_Stated goal_: Identify every line containing the word "this" and reproduce each one.

Some records:
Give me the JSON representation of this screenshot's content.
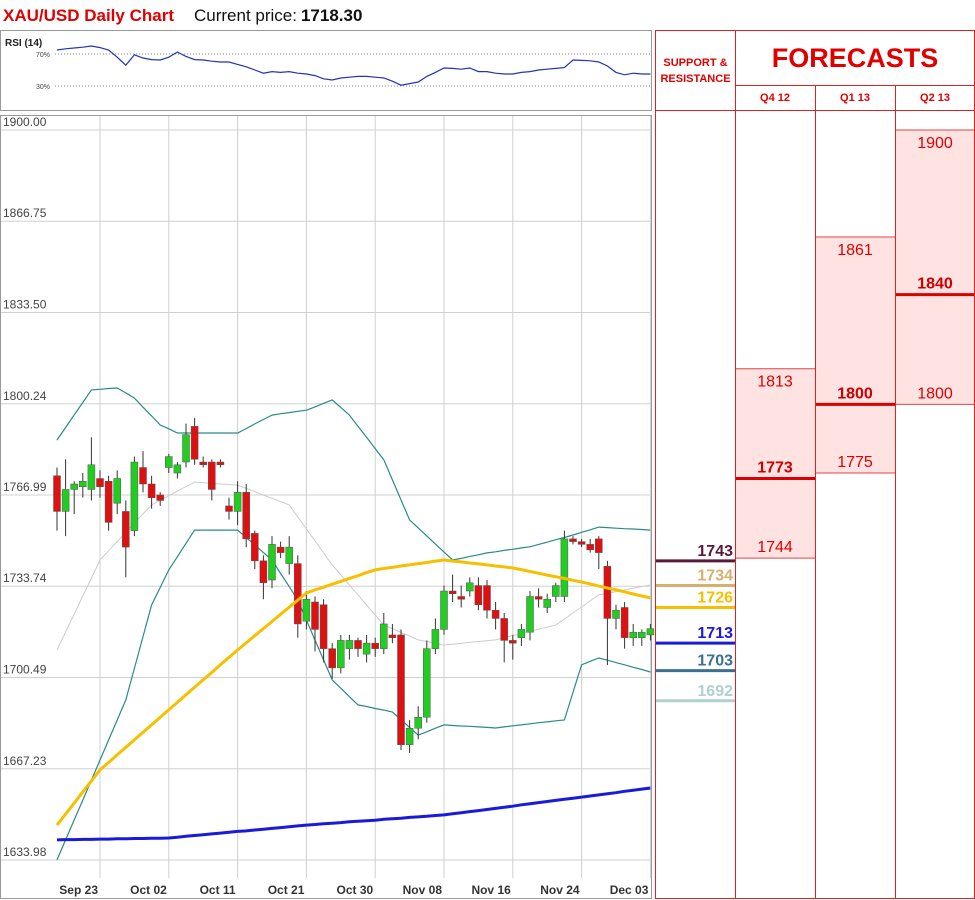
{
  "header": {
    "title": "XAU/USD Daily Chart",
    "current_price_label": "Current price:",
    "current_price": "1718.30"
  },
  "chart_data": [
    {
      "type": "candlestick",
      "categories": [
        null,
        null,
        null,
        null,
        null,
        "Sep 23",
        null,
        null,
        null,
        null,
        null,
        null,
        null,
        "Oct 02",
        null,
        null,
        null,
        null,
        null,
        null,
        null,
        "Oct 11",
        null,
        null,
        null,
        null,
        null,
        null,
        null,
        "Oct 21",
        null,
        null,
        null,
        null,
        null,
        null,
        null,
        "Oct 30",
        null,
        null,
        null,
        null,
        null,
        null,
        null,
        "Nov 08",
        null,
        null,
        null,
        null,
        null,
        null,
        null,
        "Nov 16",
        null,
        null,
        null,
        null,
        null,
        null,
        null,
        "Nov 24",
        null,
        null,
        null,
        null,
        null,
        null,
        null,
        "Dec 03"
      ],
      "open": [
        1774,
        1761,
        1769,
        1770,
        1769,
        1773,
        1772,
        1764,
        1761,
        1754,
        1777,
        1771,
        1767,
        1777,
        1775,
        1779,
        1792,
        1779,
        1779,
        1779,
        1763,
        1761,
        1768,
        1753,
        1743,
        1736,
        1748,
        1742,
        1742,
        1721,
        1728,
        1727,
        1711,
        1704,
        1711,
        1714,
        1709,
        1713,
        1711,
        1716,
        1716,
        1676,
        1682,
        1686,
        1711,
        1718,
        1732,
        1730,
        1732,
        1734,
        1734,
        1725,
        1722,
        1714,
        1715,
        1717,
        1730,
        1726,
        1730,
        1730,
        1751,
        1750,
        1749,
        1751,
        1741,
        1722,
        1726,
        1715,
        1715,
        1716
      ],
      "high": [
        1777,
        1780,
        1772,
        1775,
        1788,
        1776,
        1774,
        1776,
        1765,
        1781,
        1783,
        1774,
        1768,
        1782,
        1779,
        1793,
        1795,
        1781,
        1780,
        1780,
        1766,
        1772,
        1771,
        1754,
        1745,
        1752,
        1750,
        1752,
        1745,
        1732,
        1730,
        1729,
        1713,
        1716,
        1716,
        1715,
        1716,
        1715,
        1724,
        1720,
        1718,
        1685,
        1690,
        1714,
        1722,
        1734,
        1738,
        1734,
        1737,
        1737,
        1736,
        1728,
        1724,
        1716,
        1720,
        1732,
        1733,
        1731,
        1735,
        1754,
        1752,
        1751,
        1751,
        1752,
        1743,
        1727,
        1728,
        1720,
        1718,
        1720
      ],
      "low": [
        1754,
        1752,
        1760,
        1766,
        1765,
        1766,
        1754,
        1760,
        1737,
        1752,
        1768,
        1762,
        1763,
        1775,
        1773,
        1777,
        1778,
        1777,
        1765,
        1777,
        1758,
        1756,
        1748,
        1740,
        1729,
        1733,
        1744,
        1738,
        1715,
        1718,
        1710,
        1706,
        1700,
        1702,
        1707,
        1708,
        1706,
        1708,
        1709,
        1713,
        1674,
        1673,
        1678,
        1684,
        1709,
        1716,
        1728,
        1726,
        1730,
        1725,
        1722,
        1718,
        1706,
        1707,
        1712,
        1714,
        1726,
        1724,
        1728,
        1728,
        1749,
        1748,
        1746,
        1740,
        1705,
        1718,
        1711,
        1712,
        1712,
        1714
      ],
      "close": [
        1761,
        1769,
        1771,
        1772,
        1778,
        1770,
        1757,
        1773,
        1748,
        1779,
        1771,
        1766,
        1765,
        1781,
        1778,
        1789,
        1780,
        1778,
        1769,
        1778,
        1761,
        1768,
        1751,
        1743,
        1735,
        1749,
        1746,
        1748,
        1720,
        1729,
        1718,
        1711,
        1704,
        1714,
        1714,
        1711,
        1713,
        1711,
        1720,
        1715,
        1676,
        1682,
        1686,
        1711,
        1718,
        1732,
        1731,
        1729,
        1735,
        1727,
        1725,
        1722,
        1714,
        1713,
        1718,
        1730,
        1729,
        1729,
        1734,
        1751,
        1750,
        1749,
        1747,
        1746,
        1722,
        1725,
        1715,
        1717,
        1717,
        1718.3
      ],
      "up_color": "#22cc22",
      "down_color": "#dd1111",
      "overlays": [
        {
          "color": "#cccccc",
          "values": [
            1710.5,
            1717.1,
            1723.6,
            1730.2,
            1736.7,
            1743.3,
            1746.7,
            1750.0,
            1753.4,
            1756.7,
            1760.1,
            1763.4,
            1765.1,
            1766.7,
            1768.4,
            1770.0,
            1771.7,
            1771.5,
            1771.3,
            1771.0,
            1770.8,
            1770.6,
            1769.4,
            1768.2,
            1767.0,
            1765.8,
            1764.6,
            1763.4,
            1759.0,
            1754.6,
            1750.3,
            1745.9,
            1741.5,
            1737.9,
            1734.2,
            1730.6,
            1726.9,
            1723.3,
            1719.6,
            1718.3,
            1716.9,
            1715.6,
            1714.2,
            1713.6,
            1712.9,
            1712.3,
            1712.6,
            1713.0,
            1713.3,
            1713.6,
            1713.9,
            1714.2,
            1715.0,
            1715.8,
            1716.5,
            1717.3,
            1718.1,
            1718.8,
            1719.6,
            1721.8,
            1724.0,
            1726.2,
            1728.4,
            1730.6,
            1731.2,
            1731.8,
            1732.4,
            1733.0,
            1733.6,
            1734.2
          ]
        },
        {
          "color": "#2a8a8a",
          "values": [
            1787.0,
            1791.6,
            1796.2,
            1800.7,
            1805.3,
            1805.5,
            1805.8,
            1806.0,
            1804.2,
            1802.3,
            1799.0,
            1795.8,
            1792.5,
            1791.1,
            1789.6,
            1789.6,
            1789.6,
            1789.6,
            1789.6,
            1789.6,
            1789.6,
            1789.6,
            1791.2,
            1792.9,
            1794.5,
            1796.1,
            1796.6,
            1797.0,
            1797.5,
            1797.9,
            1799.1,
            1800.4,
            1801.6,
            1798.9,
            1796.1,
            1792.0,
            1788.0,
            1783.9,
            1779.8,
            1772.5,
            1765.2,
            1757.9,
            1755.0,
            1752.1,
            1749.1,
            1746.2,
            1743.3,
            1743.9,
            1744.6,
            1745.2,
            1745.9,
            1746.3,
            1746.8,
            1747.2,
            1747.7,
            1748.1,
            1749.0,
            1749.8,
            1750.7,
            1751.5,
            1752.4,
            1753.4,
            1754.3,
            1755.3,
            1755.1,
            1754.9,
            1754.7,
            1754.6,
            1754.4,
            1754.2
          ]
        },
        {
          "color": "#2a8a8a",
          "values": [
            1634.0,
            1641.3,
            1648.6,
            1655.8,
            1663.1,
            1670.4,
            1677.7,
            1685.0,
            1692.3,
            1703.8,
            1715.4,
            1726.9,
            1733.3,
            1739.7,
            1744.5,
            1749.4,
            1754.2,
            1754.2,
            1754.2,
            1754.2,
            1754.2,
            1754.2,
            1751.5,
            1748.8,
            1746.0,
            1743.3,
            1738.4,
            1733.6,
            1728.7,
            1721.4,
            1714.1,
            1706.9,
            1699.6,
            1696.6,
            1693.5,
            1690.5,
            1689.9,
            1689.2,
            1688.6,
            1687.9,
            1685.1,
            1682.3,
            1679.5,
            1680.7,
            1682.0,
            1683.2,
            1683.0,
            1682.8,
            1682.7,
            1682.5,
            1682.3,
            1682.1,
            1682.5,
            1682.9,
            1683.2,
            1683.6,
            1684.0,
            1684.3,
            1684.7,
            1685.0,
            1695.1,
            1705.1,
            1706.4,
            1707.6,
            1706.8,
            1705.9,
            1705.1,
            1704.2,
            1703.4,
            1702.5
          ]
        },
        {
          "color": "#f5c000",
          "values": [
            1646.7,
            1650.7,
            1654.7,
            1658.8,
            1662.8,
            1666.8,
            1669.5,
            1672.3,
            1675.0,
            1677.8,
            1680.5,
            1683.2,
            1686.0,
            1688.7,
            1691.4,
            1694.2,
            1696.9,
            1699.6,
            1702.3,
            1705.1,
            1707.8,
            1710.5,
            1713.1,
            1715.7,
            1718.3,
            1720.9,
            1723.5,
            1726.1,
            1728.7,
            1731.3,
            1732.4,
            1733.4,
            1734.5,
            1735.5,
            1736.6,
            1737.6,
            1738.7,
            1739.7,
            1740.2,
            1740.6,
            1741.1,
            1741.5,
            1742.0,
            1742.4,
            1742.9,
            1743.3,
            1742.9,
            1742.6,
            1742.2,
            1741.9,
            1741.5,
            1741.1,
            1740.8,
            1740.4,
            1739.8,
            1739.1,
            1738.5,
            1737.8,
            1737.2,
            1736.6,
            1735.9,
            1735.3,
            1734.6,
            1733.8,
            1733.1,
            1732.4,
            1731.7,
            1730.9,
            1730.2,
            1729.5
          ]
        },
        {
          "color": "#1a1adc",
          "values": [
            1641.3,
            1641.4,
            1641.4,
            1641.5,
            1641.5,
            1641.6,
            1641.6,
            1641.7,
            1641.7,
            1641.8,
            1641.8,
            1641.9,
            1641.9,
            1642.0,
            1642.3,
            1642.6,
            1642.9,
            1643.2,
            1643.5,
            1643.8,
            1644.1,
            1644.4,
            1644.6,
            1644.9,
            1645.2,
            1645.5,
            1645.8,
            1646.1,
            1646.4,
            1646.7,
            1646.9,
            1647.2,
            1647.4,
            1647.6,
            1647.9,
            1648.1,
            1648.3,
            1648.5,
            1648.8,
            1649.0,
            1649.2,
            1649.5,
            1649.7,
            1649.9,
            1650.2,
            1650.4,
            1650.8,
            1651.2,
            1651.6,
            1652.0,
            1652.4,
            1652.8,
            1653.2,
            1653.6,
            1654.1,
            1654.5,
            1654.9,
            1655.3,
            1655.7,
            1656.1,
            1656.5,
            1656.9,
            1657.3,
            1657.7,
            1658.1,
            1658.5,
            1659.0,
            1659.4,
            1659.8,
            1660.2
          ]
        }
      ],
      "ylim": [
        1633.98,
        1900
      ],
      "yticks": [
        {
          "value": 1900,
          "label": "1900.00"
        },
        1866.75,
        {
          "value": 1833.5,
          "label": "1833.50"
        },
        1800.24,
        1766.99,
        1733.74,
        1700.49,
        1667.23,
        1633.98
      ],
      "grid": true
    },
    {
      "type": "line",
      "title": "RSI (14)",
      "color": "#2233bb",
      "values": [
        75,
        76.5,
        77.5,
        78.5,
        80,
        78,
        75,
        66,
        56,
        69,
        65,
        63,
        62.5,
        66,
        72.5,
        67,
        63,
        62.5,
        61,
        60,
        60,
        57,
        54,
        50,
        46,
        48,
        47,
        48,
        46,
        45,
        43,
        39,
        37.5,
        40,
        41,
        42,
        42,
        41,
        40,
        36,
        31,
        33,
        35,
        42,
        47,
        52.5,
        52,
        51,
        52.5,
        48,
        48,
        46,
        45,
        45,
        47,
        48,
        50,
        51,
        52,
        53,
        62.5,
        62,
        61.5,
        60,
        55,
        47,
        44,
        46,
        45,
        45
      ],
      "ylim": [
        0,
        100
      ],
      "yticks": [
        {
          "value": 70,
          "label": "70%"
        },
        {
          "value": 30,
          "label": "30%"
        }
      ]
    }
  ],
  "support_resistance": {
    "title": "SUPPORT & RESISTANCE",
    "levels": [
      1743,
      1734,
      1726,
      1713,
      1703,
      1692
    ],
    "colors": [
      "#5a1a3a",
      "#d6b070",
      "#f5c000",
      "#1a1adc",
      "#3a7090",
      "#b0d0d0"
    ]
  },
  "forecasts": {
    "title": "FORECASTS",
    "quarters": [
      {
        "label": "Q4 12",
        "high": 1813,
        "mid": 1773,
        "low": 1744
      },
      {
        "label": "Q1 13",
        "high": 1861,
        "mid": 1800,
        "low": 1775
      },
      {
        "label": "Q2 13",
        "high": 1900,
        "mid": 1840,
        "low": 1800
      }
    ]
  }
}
--
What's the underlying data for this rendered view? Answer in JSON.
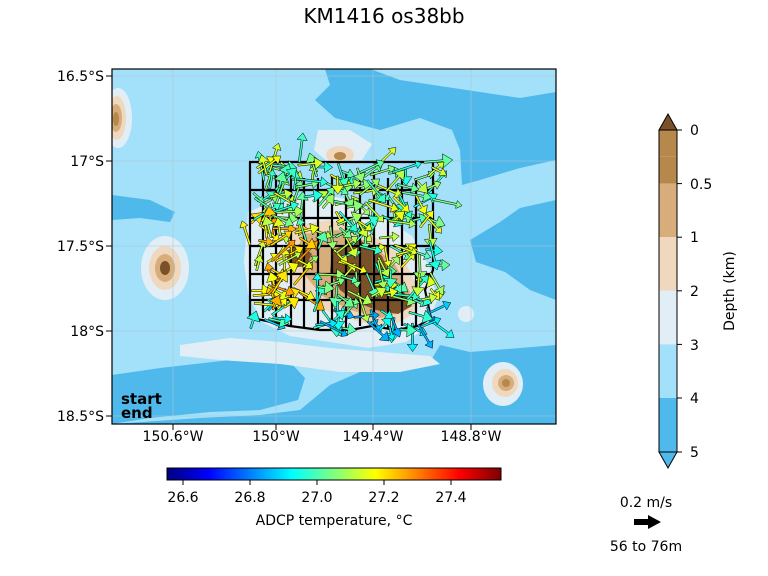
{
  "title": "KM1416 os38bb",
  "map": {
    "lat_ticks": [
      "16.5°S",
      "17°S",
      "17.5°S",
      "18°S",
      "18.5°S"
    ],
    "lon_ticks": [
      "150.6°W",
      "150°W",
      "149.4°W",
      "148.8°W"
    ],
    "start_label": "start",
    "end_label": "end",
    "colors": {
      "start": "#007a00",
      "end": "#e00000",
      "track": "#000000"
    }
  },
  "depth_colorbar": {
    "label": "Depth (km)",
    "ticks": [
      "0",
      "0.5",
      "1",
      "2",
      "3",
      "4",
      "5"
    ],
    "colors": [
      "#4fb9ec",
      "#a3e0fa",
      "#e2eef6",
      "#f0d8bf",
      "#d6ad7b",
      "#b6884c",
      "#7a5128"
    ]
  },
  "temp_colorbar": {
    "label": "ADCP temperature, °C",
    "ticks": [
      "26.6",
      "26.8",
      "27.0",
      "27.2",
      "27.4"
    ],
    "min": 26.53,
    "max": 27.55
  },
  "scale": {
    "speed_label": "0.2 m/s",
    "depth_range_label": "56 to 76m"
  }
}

_Answer for the task_:
Give me the JSON representation of this screenshot's content.
What's the underlying data for this rendered view? Answer in JSON.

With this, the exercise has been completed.